'''

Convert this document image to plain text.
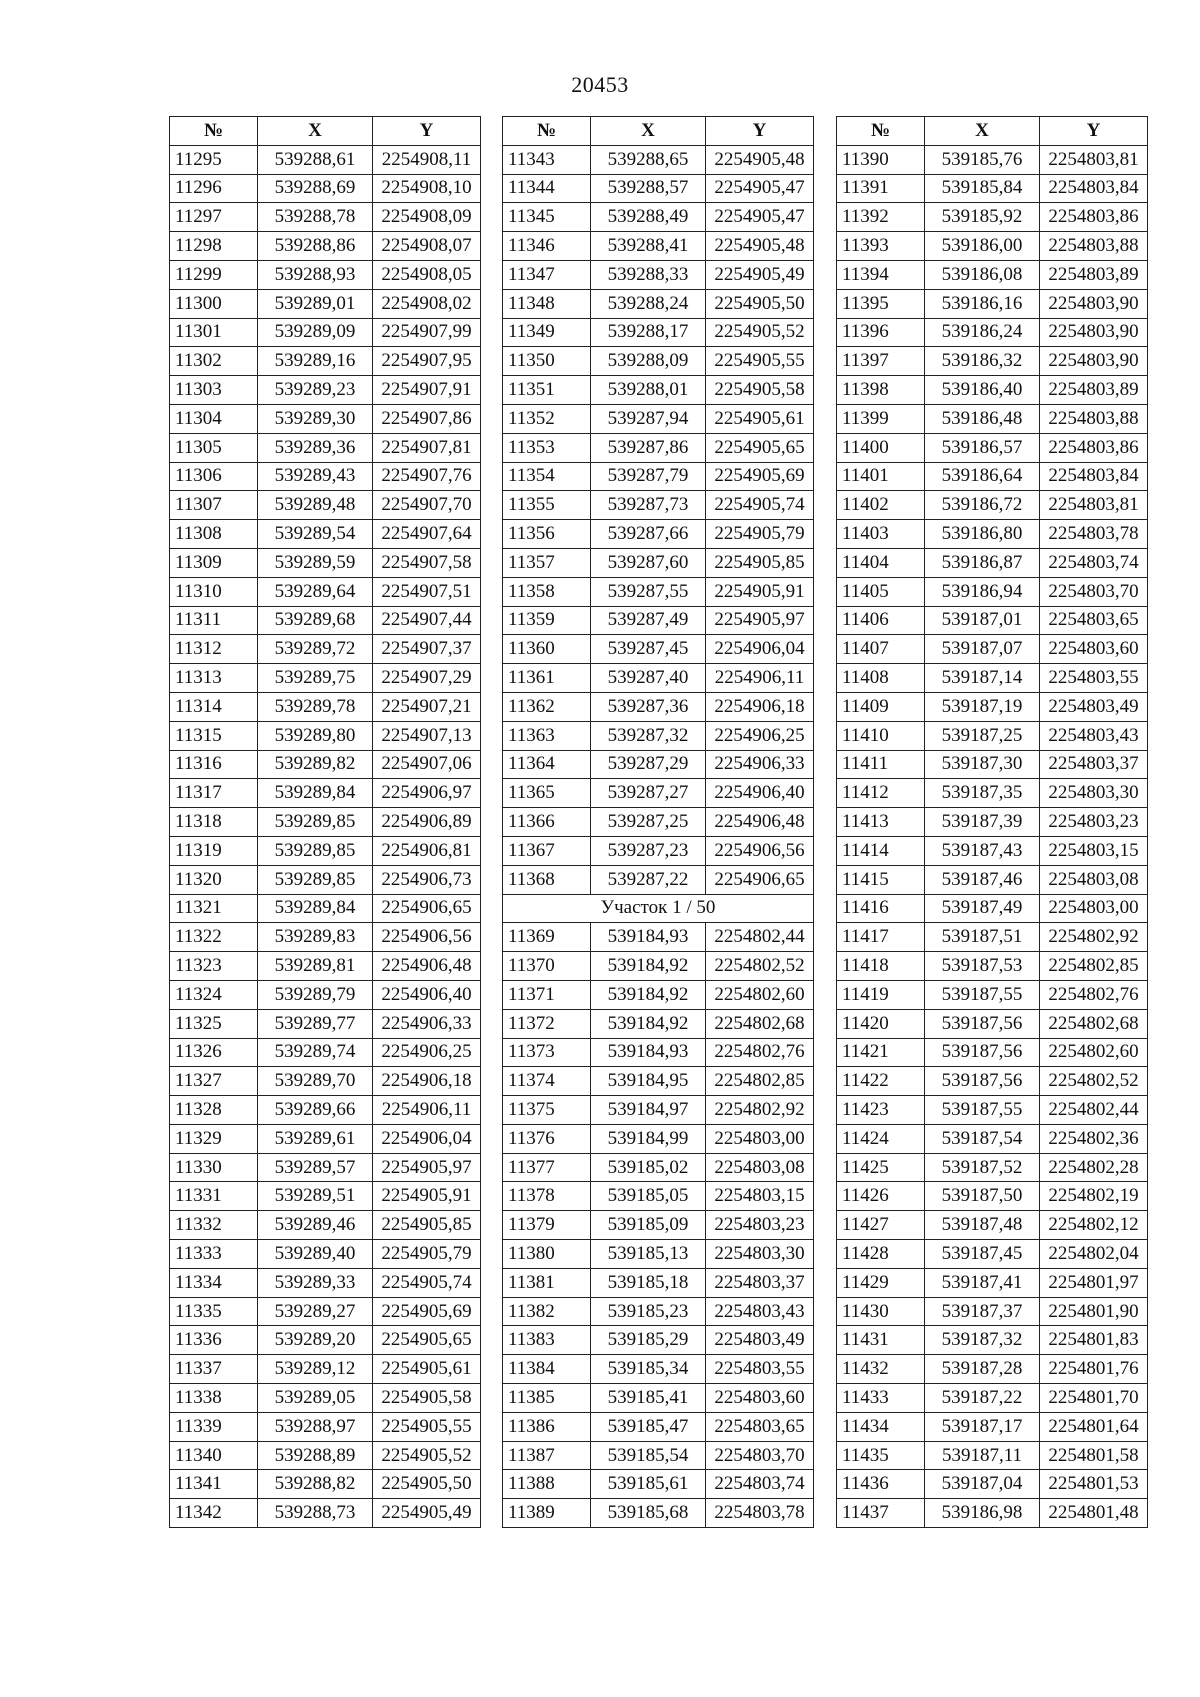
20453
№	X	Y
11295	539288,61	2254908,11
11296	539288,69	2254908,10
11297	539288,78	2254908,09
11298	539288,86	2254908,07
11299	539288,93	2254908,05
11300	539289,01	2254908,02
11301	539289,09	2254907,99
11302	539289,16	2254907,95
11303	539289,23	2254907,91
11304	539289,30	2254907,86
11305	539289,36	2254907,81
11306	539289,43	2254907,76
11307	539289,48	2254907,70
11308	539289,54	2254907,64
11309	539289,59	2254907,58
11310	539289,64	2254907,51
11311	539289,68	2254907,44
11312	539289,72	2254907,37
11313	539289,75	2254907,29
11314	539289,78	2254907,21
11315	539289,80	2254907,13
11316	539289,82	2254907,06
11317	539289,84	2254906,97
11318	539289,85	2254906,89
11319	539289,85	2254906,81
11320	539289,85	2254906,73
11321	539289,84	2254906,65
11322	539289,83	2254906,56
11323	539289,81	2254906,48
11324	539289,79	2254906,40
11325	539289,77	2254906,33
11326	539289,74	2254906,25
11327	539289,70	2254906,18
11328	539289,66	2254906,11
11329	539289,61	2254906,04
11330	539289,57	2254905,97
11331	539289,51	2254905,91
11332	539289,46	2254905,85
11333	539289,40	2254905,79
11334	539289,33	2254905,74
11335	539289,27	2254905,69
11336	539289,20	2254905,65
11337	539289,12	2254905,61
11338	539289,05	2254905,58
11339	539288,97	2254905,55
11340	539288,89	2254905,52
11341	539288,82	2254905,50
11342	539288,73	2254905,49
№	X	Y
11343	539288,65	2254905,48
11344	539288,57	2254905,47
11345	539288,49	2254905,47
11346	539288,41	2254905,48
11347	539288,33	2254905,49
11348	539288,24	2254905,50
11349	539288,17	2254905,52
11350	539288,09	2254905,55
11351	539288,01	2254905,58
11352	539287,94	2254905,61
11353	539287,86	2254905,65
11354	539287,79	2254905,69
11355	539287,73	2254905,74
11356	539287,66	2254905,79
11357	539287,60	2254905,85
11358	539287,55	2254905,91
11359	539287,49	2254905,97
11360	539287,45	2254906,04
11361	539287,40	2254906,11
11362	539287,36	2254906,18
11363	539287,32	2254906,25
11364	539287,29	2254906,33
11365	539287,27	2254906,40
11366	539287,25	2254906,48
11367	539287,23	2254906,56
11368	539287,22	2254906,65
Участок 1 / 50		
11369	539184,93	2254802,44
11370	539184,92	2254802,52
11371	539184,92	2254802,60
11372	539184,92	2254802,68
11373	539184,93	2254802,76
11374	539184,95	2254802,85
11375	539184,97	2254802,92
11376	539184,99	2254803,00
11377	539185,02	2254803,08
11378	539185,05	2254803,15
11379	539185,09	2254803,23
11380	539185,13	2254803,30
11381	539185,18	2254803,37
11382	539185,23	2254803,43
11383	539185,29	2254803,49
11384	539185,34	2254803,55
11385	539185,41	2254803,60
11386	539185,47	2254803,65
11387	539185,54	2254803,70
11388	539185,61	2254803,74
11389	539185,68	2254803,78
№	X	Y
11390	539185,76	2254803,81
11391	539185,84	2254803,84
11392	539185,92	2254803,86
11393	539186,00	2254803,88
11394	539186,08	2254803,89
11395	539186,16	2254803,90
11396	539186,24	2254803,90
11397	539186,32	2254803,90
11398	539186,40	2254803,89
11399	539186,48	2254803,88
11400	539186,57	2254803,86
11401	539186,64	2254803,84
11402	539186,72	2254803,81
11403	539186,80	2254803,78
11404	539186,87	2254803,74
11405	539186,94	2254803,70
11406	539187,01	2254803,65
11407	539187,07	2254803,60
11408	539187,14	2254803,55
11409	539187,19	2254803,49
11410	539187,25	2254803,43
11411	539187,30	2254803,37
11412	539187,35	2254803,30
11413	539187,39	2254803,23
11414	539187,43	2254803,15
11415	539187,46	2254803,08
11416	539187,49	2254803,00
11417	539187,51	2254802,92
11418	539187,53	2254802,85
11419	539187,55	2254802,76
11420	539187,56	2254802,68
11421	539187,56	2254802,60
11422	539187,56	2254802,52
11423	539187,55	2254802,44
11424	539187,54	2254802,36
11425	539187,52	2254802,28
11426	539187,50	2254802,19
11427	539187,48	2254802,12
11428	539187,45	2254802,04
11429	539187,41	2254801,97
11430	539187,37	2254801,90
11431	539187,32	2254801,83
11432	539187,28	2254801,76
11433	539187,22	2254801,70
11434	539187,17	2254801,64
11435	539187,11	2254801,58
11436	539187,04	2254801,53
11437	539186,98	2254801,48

'''

Task instructions ->
Transcribe the listing above verbatim. Omit the pictures.

Output of the exercise ->
Convert this document image to plain text.
20453
№	X	Y
11295	539288,61	2254908,11
11296	539288,69	2254908,10
11297	539288,78	2254908,09
11298	539288,86	2254908,07
11299	539288,93	2254908,05
11300	539289,01	2254908,02
11301	539289,09	2254907,99
11302	539289,16	2254907,95
11303	539289,23	2254907,91
11304	539289,30	2254907,86
11305	539289,36	2254907,81
11306	539289,43	2254907,76
11307	539289,48	2254907,70
11308	539289,54	2254907,64
11309	539289,59	2254907,58
11310	539289,64	2254907,51
11311	539289,68	2254907,44
11312	539289,72	2254907,37
11313	539289,75	2254907,29
11314	539289,78	2254907,21
11315	539289,80	2254907,13
11316	539289,82	2254907,06
11317	539289,84	2254906,97
11318	539289,85	2254906,89
11319	539289,85	2254906,81
11320	539289,85	2254906,73
11321	539289,84	2254906,65
11322	539289,83	2254906,56
11323	539289,81	2254906,48
11324	539289,79	2254906,40
11325	539289,77	2254906,33
11326	539289,74	2254906,25
11327	539289,70	2254906,18
11328	539289,66	2254906,11
11329	539289,61	2254906,04
11330	539289,57	2254905,97
11331	539289,51	2254905,91
11332	539289,46	2254905,85
11333	539289,40	2254905,79
11334	539289,33	2254905,74
11335	539289,27	2254905,69
11336	539289,20	2254905,65
11337	539289,12	2254905,61
11338	539289,05	2254905,58
11339	539288,97	2254905,55
11340	539288,89	2254905,52
11341	539288,82	2254905,50
11342	539288,73	2254905,49
№	X	Y
11343	539288,65	2254905,48
11344	539288,57	2254905,47
11345	539288,49	2254905,47
11346	539288,41	2254905,48
11347	539288,33	2254905,49
11348	539288,24	2254905,50
11349	539288,17	2254905,52
11350	539288,09	2254905,55
11351	539288,01	2254905,58
11352	539287,94	2254905,61
11353	539287,86	2254905,65
11354	539287,79	2254905,69
11355	539287,73	2254905,74
11356	539287,66	2254905,79
11357	539287,60	2254905,85
11358	539287,55	2254905,91
11359	539287,49	2254905,97
11360	539287,45	2254906,04
11361	539287,40	2254906,11
11362	539287,36	2254906,18
11363	539287,32	2254906,25
11364	539287,29	2254906,33
11365	539287,27	2254906,40
11366	539287,25	2254906,48
11367	539287,23	2254906,56
11368	539287,22	2254906,65
Участок 1 / 50		
11369	539184,93	2254802,44
11370	539184,92	2254802,52
11371	539184,92	2254802,60
11372	539184,92	2254802,68
11373	539184,93	2254802,76
11374	539184,95	2254802,85
11375	539184,97	2254802,92
11376	539184,99	2254803,00
11377	539185,02	2254803,08
11378	539185,05	2254803,15
11379	539185,09	2254803,23
11380	539185,13	2254803,30
11381	539185,18	2254803,37
11382	539185,23	2254803,43
11383	539185,29	2254803,49
11384	539185,34	2254803,55
11385	539185,41	2254803,60
11386	539185,47	2254803,65
11387	539185,54	2254803,70
11388	539185,61	2254803,74
11389	539185,68	2254803,78
№	X	Y
11390	539185,76	2254803,81
11391	539185,84	2254803,84
11392	539185,92	2254803,86
11393	539186,00	2254803,88
11394	539186,08	2254803,89
11395	539186,16	2254803,90
11396	539186,24	2254803,90
11397	539186,32	2254803,90
11398	539186,40	2254803,89
11399	539186,48	2254803,88
11400	539186,57	2254803,86
11401	539186,64	2254803,84
11402	539186,72	2254803,81
11403	539186,80	2254803,78
11404	539186,87	2254803,74
11405	539186,94	2254803,70
11406	539187,01	2254803,65
11407	539187,07	2254803,60
11408	539187,14	2254803,55
11409	539187,19	2254803,49
11410	539187,25	2254803,43
11411	539187,30	2254803,37
11412	539187,35	2254803,30
11413	539187,39	2254803,23
11414	539187,43	2254803,15
11415	539187,46	2254803,08
11416	539187,49	2254803,00
11417	539187,51	2254802,92
11418	539187,53	2254802,85
11419	539187,55	2254802,76
11420	539187,56	2254802,68
11421	539187,56	2254802,60
11422	539187,56	2254802,52
11423	539187,55	2254802,44
11424	539187,54	2254802,36
11425	539187,52	2254802,28
11426	539187,50	2254802,19
11427	539187,48	2254802,12
11428	539187,45	2254802,04
11429	539187,41	2254801,97
11430	539187,37	2254801,90
11431	539187,32	2254801,83
11432	539187,28	2254801,76
11433	539187,22	2254801,70
11434	539187,17	2254801,64
11435	539187,11	2254801,58
11436	539187,04	2254801,53
11437	539186,98	2254801,48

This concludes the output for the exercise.